**Given request:** Locate the string "JSON" in the listing below. Copy every line where it is found.

[start of Provided records]

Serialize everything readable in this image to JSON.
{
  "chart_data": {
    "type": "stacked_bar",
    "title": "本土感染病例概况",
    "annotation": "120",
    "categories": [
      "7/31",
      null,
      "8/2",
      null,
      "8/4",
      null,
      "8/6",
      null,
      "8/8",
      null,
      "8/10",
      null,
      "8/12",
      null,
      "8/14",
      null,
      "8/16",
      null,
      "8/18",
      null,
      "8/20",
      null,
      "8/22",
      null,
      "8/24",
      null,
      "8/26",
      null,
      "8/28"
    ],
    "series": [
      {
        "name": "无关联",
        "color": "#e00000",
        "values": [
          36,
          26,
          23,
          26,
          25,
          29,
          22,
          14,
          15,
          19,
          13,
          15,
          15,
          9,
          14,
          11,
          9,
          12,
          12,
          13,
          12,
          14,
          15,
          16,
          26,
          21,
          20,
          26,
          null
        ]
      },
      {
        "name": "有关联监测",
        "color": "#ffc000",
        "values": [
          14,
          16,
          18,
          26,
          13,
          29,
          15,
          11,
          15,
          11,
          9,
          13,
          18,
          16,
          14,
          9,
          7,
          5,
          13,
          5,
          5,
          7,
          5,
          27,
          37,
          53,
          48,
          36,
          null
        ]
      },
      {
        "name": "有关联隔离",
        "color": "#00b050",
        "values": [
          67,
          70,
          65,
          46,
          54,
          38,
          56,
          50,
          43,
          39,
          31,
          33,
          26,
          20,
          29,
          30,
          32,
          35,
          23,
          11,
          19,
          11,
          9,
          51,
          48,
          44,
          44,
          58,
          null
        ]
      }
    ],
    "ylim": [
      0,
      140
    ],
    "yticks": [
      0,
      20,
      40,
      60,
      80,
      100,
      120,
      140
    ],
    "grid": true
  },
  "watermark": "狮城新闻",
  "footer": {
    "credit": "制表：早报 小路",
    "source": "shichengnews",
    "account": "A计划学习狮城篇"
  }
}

[end of Provided records]
[start of Provided records]

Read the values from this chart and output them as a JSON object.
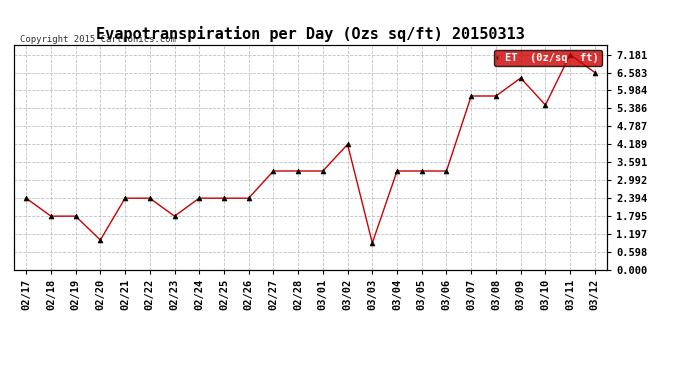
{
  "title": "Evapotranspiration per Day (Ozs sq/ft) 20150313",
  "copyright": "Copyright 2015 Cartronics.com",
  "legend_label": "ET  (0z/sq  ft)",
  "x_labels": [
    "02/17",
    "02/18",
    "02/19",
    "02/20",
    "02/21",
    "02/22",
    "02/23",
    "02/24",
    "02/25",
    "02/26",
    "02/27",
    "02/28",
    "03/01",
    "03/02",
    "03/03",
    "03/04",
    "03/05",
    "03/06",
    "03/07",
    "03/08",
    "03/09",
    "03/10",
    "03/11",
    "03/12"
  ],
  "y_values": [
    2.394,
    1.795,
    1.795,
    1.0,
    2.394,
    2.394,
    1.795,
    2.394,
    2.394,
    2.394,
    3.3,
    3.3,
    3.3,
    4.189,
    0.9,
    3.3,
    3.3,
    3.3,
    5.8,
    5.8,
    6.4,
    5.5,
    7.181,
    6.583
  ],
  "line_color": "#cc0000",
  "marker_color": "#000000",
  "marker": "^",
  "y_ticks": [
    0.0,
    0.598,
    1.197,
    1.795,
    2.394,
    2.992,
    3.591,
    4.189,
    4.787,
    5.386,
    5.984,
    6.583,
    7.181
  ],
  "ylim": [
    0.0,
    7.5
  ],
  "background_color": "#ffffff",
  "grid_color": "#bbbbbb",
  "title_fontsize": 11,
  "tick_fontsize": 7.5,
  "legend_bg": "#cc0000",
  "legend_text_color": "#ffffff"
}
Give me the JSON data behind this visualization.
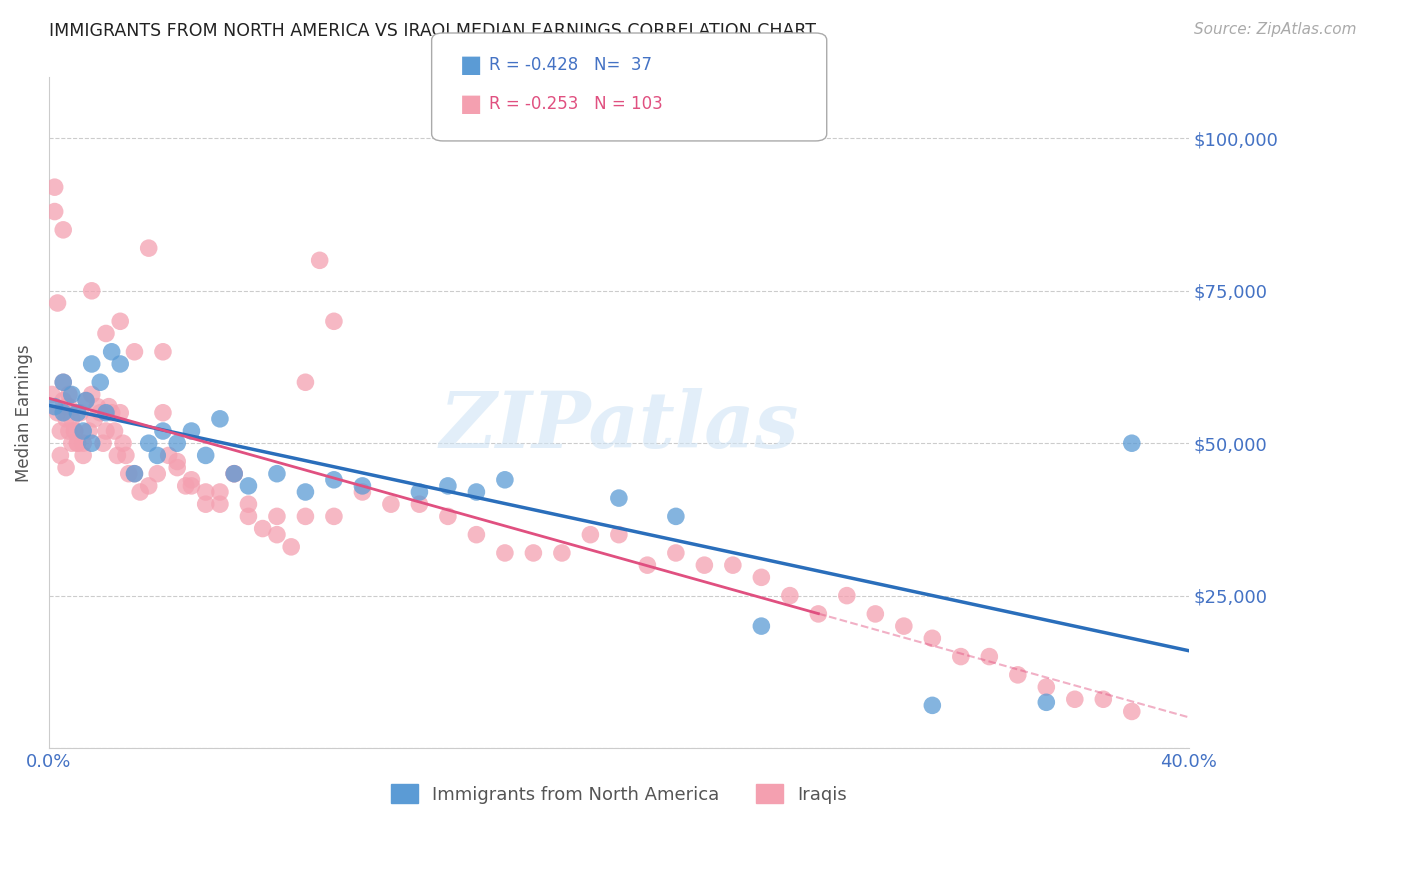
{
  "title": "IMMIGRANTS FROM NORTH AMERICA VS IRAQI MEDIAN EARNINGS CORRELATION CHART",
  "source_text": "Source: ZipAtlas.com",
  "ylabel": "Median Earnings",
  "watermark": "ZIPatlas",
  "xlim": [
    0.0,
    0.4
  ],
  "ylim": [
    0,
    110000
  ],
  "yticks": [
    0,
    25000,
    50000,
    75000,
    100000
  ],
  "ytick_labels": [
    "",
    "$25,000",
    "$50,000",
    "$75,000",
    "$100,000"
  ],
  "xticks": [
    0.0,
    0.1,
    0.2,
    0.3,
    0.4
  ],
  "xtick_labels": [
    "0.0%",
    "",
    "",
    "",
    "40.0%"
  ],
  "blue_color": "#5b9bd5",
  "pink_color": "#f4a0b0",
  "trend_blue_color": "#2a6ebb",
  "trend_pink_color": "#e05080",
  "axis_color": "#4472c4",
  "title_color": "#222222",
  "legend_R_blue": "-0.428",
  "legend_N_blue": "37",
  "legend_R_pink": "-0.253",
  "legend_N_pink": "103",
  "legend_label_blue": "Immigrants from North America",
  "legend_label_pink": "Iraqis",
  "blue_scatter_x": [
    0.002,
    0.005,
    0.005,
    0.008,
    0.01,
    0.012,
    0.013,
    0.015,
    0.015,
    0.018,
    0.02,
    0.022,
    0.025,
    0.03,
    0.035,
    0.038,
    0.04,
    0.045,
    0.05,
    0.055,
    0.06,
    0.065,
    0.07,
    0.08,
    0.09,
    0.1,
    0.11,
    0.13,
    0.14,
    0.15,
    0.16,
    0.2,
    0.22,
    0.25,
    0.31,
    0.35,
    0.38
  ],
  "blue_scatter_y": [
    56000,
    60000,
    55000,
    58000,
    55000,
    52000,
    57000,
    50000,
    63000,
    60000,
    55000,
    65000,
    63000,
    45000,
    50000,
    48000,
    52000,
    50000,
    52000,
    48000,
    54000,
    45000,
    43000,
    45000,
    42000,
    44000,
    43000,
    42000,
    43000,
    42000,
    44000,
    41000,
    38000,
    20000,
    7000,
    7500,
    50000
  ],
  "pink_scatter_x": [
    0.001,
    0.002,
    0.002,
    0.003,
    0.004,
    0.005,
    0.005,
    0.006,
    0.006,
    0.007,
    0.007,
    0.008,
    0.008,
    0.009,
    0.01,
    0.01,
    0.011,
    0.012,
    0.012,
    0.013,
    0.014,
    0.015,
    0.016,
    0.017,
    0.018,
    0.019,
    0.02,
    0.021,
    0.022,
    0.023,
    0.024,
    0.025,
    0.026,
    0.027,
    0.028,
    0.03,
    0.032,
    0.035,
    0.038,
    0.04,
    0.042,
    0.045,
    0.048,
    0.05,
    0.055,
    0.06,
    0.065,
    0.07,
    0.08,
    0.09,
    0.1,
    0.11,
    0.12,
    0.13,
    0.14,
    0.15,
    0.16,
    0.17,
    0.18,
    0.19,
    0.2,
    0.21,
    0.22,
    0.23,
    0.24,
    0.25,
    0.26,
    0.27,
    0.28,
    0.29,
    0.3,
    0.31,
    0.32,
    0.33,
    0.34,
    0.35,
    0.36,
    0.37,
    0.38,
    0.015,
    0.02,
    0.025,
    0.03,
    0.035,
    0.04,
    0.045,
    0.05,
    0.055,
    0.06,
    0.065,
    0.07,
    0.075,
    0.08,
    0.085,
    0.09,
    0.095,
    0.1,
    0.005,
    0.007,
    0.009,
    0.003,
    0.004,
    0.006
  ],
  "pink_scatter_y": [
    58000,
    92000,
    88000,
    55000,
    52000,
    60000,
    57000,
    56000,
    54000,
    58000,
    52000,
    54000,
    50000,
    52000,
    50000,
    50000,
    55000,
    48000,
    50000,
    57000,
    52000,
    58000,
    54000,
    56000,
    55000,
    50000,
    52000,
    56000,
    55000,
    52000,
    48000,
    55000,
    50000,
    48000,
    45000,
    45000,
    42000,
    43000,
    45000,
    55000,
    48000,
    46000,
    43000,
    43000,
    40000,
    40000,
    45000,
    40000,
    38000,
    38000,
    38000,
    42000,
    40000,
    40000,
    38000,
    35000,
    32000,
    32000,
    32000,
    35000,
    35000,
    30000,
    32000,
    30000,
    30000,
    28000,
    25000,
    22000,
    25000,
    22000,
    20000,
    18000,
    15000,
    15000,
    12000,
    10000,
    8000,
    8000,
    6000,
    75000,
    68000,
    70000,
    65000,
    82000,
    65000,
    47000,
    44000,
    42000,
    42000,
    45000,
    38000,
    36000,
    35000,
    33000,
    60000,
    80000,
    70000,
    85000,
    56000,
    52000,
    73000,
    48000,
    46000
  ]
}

[end of Provided records]

**Completed exercise:**
Serialize everything readable in this image to JSON.
Read the values from this chart and output them as a JSON object.
Give me the JSON data behind this visualization.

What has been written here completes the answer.